Return the entries below in their exact form, leaving the pictures out.

┌────────

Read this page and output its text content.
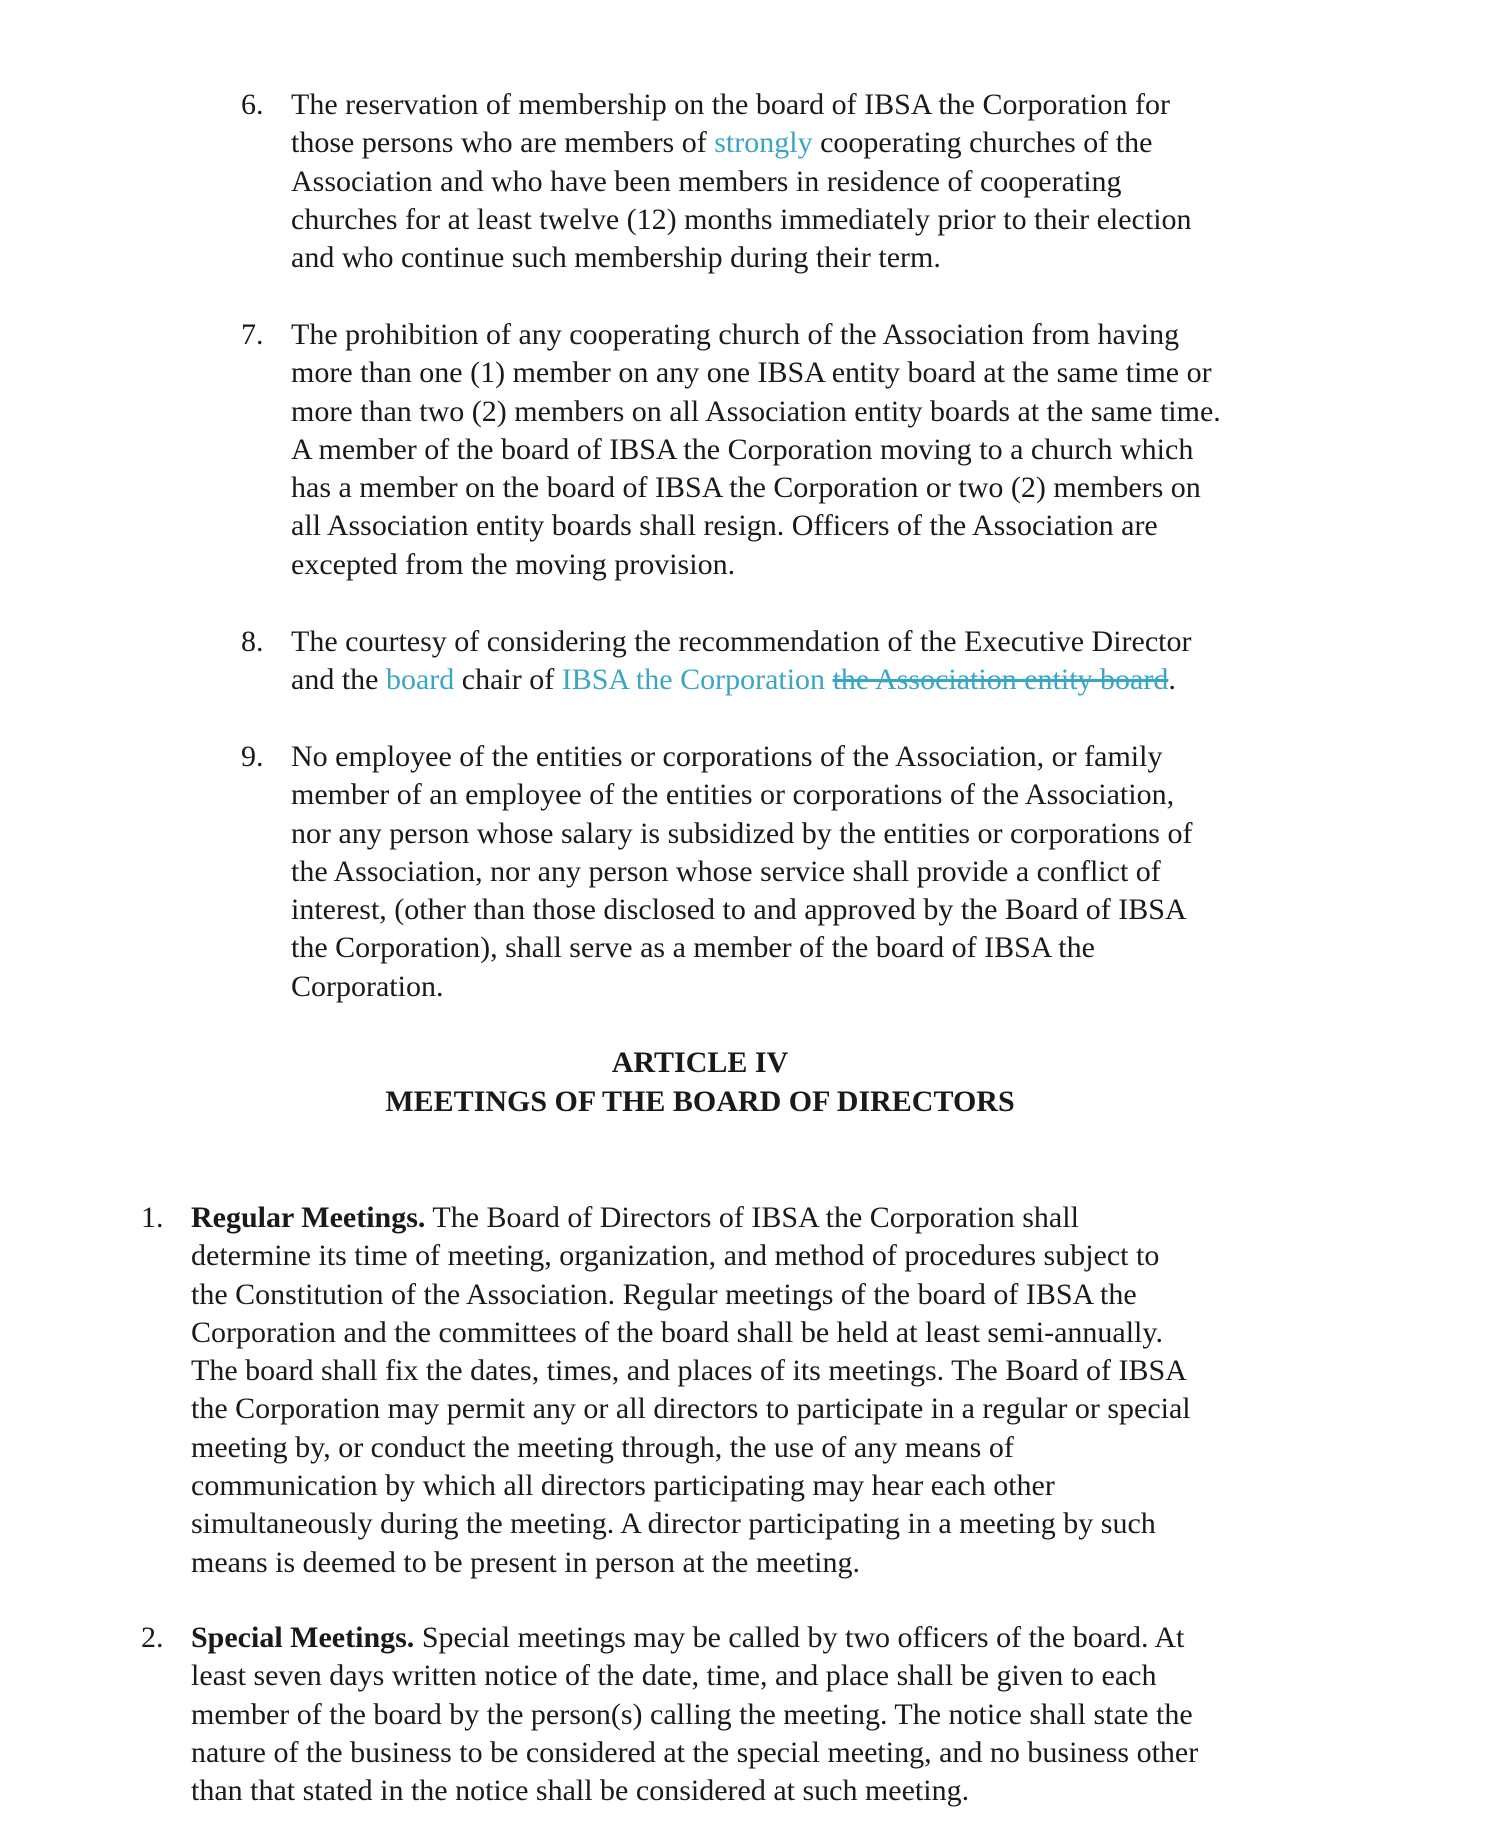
6. The reservation of membership on the board of IBSA the Corporation for
those persons who are members of strongly cooperating churches of the
Association and who have been members in residence of cooperating
churches for at least twelve (12) months immediately prior to their election
and who continue such membership during their term.
7. The prohibition of any cooperating church of the Association from having
more than one (1) member on any one IBSA entity board at the same time or
more than two (2) members on all Association entity boards at the same time.
A member of the board of IBSA the Corporation moving to a church which
has a member on the board of IBSA the Corporation or two (2) members on
all Association entity boards shall resign. Officers of the Association are
excepted from the moving provision.
8. The courtesy of considering the recommendation of the Executive Director
and the board chair of IBSA the Corporation the Association entity board.
9. No employee of the entities or corporations of the Association, or family
member of an employee of the entities or corporations of the Association,
nor any person whose salary is subsidized by the entities or corporations of
the Association, nor any person whose service shall provide a conflict of
interest, (other than those disclosed to and approved by the Board of IBSA
the Corporation), shall serve as a member of the board of IBSA the
Corporation.
ARTICLE IV
MEETINGS OF THE BOARD OF DIRECTORS
1. Regular Meetings. The Board of Directors of IBSA the Corporation shall
determine its time of meeting, organization, and method of procedures subject to
the Constitution of the Association. Regular meetings of the board of IBSA the
Corporation and the committees of the board shall be held at least semi-annually.
The board shall fix the dates, times, and places of its meetings. The Board of IBSA
the Corporation may permit any or all directors to participate in a regular or special
meeting by, or conduct the meeting through, the use of any means of
communication by which all directors participating may hear each other
simultaneously during the meeting. A director participating in a meeting by such
means is deemed to be present in person at the meeting.
2. Special Meetings. Special meetings may be called by two officers of the board. At
least seven days written notice of the date, time, and place shall be given to each
member of the board by the person(s) calling the meeting. The notice shall state the
nature of the business to be considered at the special meeting, and no business other
than that stated in the notice shall be considered at such meeting.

└────────

### RESULT
Read this page and output its text content.
6. The reservation of membership on the board of IBSA the Corporation for
those persons who are members of strongly cooperating churches of the
Association and who have been members in residence of cooperating
churches for at least twelve (12) months immediately prior to their election
and who continue such membership during their term.
7. The prohibition of any cooperating church of the Association from having
more than one (1) member on any one IBSA entity board at the same time or
more than two (2) members on all Association entity boards at the same time.
A member of the board of IBSA the Corporation moving to a church which
has a member on the board of IBSA the Corporation or two (2) members on
all Association entity boards shall resign. Officers of the Association are
excepted from the moving provision.
8. The courtesy of considering the recommendation of the Executive Director
and the board chair of IBSA the Corporation the Association entity board.
9. No employee of the entities or corporations of the Association, or family
member of an employee of the entities or corporations of the Association,
nor any person whose salary is subsidized by the entities or corporations of
the Association, nor any person whose service shall provide a conflict of
interest, (other than those disclosed to and approved by the Board of IBSA
the Corporation), shall serve as a member of the board of IBSA the
Corporation.
ARTICLE IV
MEETINGS OF THE BOARD OF DIRECTORS
1. Regular Meetings. The Board of Directors of IBSA the Corporation shall
determine its time of meeting, organization, and method of procedures subject to
the Constitution of the Association. Regular meetings of the board of IBSA the
Corporation and the committees of the board shall be held at least semi-annually.
The board shall fix the dates, times, and places of its meetings. The Board of IBSA
the Corporation may permit any or all directors to participate in a regular or special
meeting by, or conduct the meeting through, the use of any means of
communication by which all directors participating may hear each other
simultaneously during the meeting. A director participating in a meeting by such
means is deemed to be present in person at the meeting.
2. Special Meetings. Special meetings may be called by two officers of the board. At
least seven days written notice of the date, time, and place shall be given to each
member of the board by the person(s) calling the meeting. The notice shall state the
nature of the business to be considered at the special meeting, and no business other
than that stated in the notice shall be considered at such meeting.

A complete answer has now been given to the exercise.